__Data provided__
(begin)

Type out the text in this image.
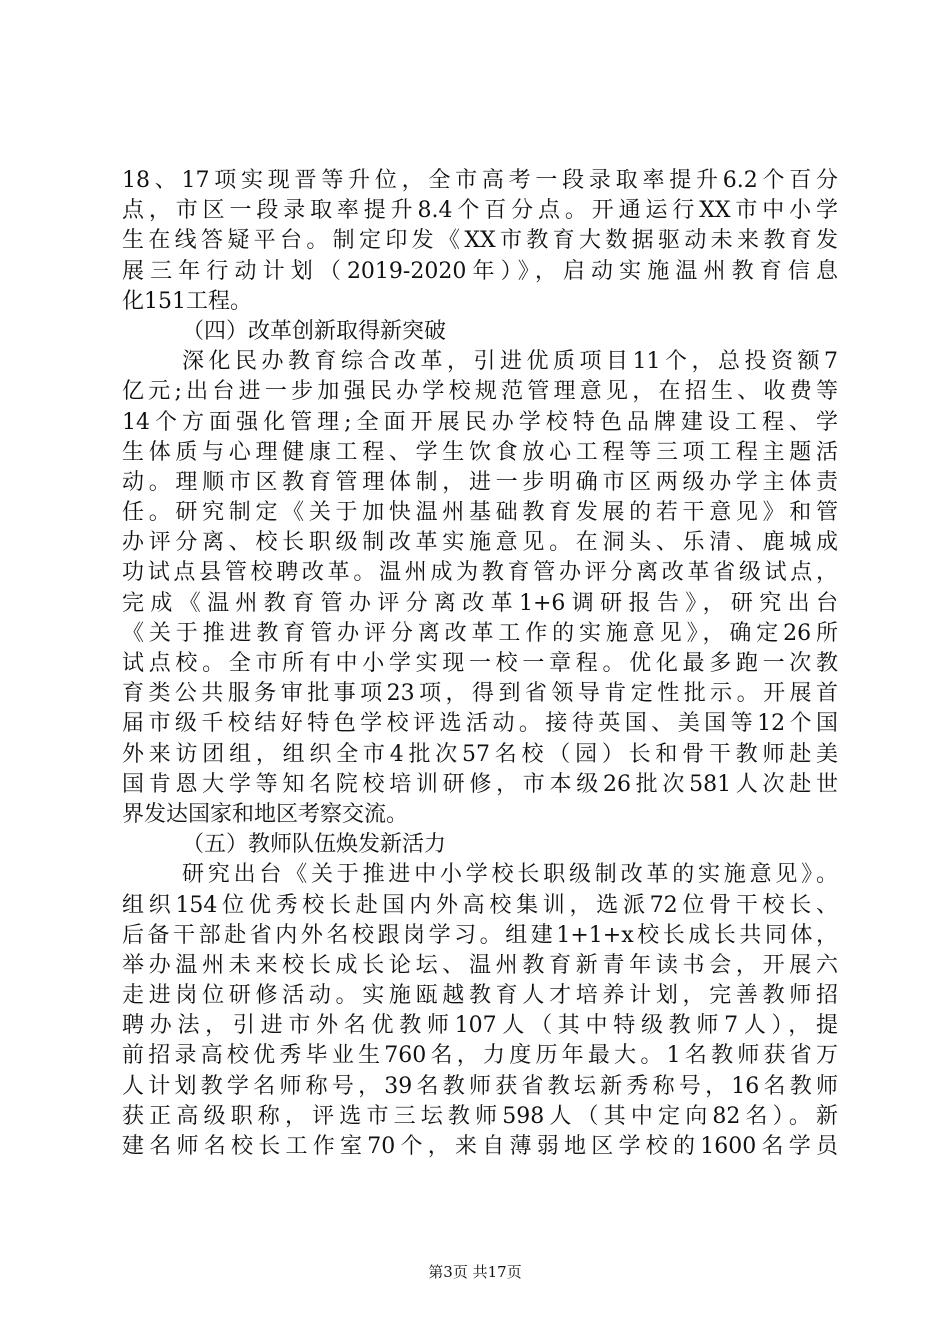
18、17项实现晋等升位，全市高考一段录取率提升6.2个百分
点，市区一段录取率提升8.4个百分点。开通运行XX市中小学
生在线答疑平台。制定印发《XX市教育大数据驱动未来教育发
展三年行动计划（2019-2020年）》，启动实施温州教育信息
化151工程。
（四）改革创新取得新突破
深化民办教育综合改革，引进优质项目11个，总投资额7
亿元;出台进一步加强民办学校规范管理意见，在招生、收费等
14个方面强化管理;全面开展民办学校特色品牌建设工程、学
生体质与心理健康工程、学生饮食放心工程等三项工程主题活
动。理顺市区教育管理体制，进一步明确市区两级办学主体责
任。研究制定《关于加快温州基础教育发展的若干意见》和管
办评分离、校长职级制改革实施意见。在洞头、乐清、鹿城成
功试点县管校聘改革。温州成为教育管办评分离改革省级试点，
完成《温州教育管办评分离改革1+6调研报告》，研究出台
《关于推进教育管办评分离改革工作的实施意见》，确定26所
试点校。全市所有中小学实现一校一章程。优化最多跑一次教
育类公共服务审批事项23项，得到省领导肯定性批示。开展首
届市级千校结好特色学校评选活动。接待英国、美国等12个国
外来访团组，组织全市4批次57名校（园）长和骨干教师赴美
国肯恩大学等知名院校培训研修，市本级26批次581人次赴世
界发达国家和地区考察交流。
（五）教师队伍焕发新活力
研究出台《关于推进中小学校长职级制改革的实施意见》。
组织154位优秀校长赴国内外高校集训，选派72位骨干校长、
后备干部赴省内外名校跟岗学习。组建1+1+x校长成长共同体，
举办温州未来校长成长论坛、温州教育新青年读书会，开展六
走进岗位研修活动。实施瓯越教育人才培养计划，完善教师招
聘办法，引进市外名优教师107人（其中特级教师7人），提
前招录高校优秀毕业生760名，力度历年最大。1名教师获省万
人计划教学名师称号，39名教师获省教坛新秀称号，16名教师
获正高级职称，评选市三坛教师598人（其中定向82名）。新
建名师名校长工作室70个，来自薄弱地区学校的1600名学员
第3页 共17页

(end)

__Directions__
Repeat the listing above exactly, with no pictures.

__Exercise response__
Type out the text in this image.
18、17项实现晋等升位，全市高考一段录取率提升6.2个百分
点，市区一段录取率提升8.4个百分点。开通运行XX市中小学
生在线答疑平台。制定印发《XX市教育大数据驱动未来教育发
展三年行动计划（2019-2020年）》，启动实施温州教育信息
化151工程。
（四）改革创新取得新突破
深化民办教育综合改革，引进优质项目11个，总投资额7
亿元;出台进一步加强民办学校规范管理意见，在招生、收费等
14个方面强化管理;全面开展民办学校特色品牌建设工程、学
生体质与心理健康工程、学生饮食放心工程等三项工程主题活
动。理顺市区教育管理体制，进一步明确市区两级办学主体责
任。研究制定《关于加快温州基础教育发展的若干意见》和管
办评分离、校长职级制改革实施意见。在洞头、乐清、鹿城成
功试点县管校聘改革。温州成为教育管办评分离改革省级试点，
完成《温州教育管办评分离改革1+6调研报告》，研究出台
《关于推进教育管办评分离改革工作的实施意见》，确定26所
试点校。全市所有中小学实现一校一章程。优化最多跑一次教
育类公共服务审批事项23项，得到省领导肯定性批示。开展首
届市级千校结好特色学校评选活动。接待英国、美国等12个国
外来访团组，组织全市4批次57名校（园）长和骨干教师赴美
国肯恩大学等知名院校培训研修，市本级26批次581人次赴世
界发达国家和地区考察交流。
（五）教师队伍焕发新活力
研究出台《关于推进中小学校长职级制改革的实施意见》。
组织154位优秀校长赴国内外高校集训，选派72位骨干校长、
后备干部赴省内外名校跟岗学习。组建1+1+x校长成长共同体，
举办温州未来校长成长论坛、温州教育新青年读书会，开展六
走进岗位研修活动。实施瓯越教育人才培养计划，完善教师招
聘办法，引进市外名优教师107人（其中特级教师7人），提
前招录高校优秀毕业生760名，力度历年最大。1名教师获省万
人计划教学名师称号，39名教师获省教坛新秀称号，16名教师
获正高级职称，评选市三坛教师598人（其中定向82名）。新
建名师名校长工作室70个，来自薄弱地区学校的1600名学员
第3页 共17页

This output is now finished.